[Collected data entries]
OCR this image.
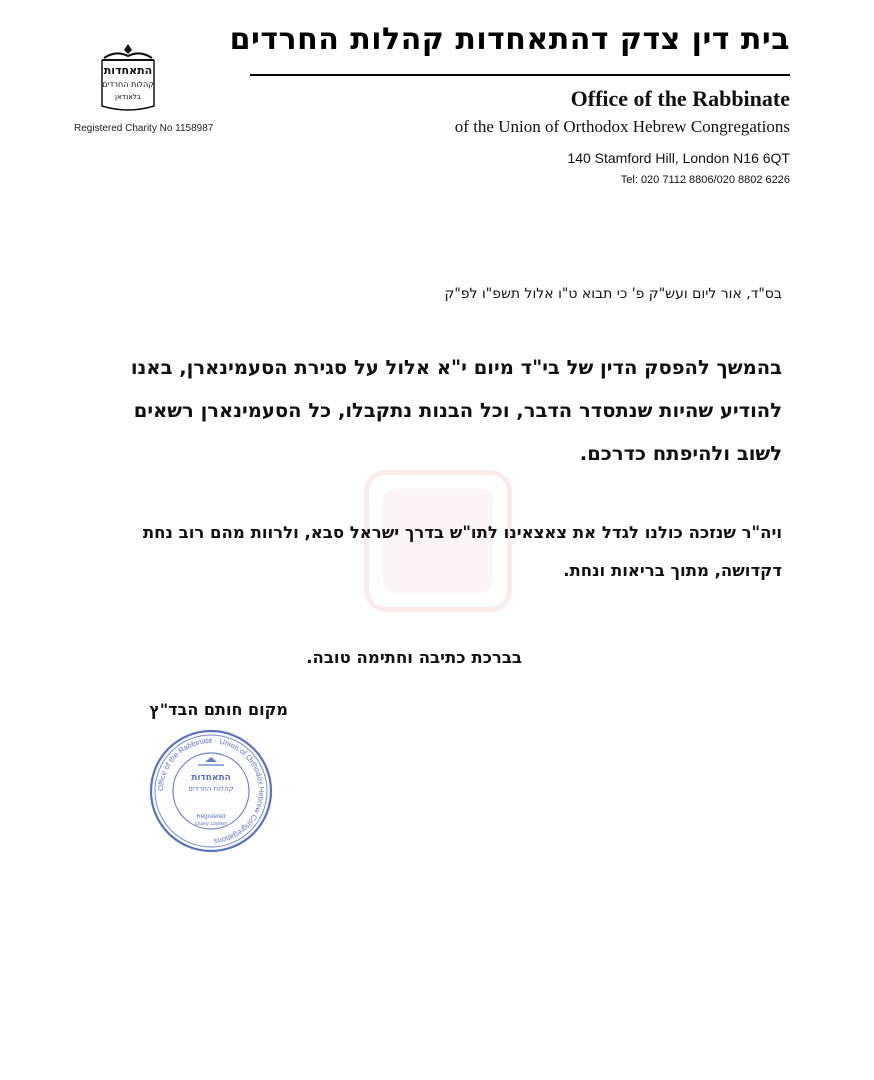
התאחדות
קהלות החרדים
בלאנדאן
Registered Charity No 1158987
בית דין צדק דהתאחדות קהלות החרדים
Office of the Rabbinate
of the Union of Orthodox Hebrew Congregations
140 Stamford Hill, London N16 6QT
Tel: 020 7112 8806/020 8802 6226
בס"ד, אור ליום ועש"ק פ' כי תבוא ט"ו אלול תשפ"ו לפ"ק
בהמשך להפסק הדין של בי"ד מיום י"א אלול על סגירת הסעמינארן, באנו להודיע שהיות שנתסדר הדבר, וכל הבנות נתקבלו, כל הסעמינארן רשאים לשוב ולהיפתח כדרכם.
ויה"ר שנזכה כולנו לגדל את צאצאינו לתו"ש בדרך ישראל סבא, ולרוות מהם רוב נחת דקדושה, מתוך בריאות ונחת.
בברכת כתיבה וחתימה טובה.
מקום חותם הבד"ץ
Office of the Rabbinate · Union of Orthodox Hebrew Congregations
התאחדות
קהלות החרדים
Registered
Charity 1158987
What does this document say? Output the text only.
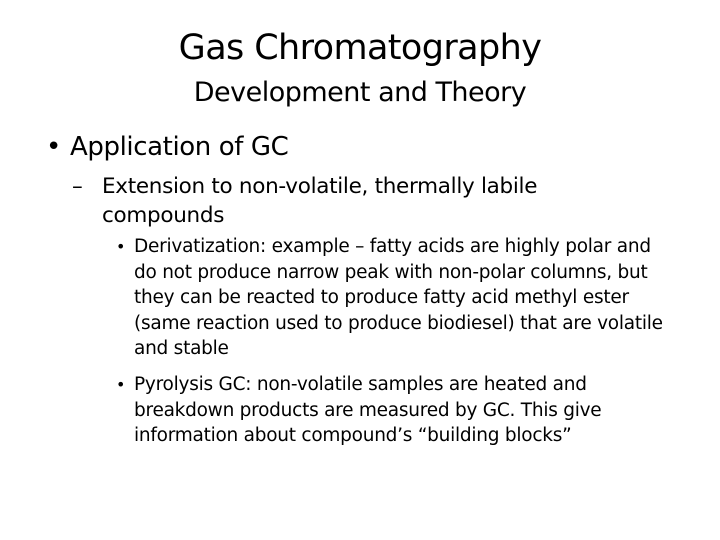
Gas Chromatography
Development and Theory
• Application of GC
– Extension to non-volatile, thermally labile compounds
• Derivatization: example – fatty acids are highly polar and do not produce narrow peak with non-polar columns, but they can be reacted to produce fatty acid methyl ester (same reaction used to produce biodiesel) that are volatile and stable
• Pyrolysis GC: non-volatile samples are heated and breakdown products are measured by GC. This give information about compound’s “building blocks”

WORK TO COMPLETE
Drop the images and quote the entries word for word.

OUTPUT BELOW
OCR this image.
התאחדות
קהלות החרדים
בלאנדאן
Registered Charity No 1158987
בית דין צדק דהתאחדות קהלות החרדים
Office of the Rabbinate
of the Union of Orthodox Hebrew Congregations
140 Stamford Hill, London N16 6QT
Tel: 020 7112 8806/020 8802 6226
בס"ד, אור ליום ועש"ק פ' כי תבוא ט"ו אלול תשפ"ו לפ"ק
בהמשך להפסק הדין של בי"ד מיום י"א אלול על סגירת הסעמינארן, באנו להודיע שהיות שנתסדר הדבר, וכל הבנות נתקבלו, כל הסעמינארן רשאים לשוב ולהיפתח כדרכם.
ויה"ר שנזכה כולנו לגדל את צאצאינו לתו"ש בדרך ישראל סבא, ולרוות מהם רוב נחת דקדושה, מתוך בריאות ונחת.
בברכת כתיבה וחתימה טובה.
מקום חותם הבד"ץ
Office of the Rabbinate · Union of Orthodox Hebrew Congregations
התאחדות
קהלות החרדים
Registered
Charity 1158987
What does this document say? Output the text only.
Gas Chromatography
Development and Theory
• Application of GC
– Extension to non-volatile, thermally labile compounds
• Derivatization: example – fatty acids are highly polar and do not produce narrow peak with non-polar columns, but they can be reacted to produce fatty acid methyl ester (same reaction used to produce biodiesel) that are volatile and stable
• Pyrolysis GC: non-volatile samples are heated and breakdown products are measured by GC. This give information about compound’s “building blocks”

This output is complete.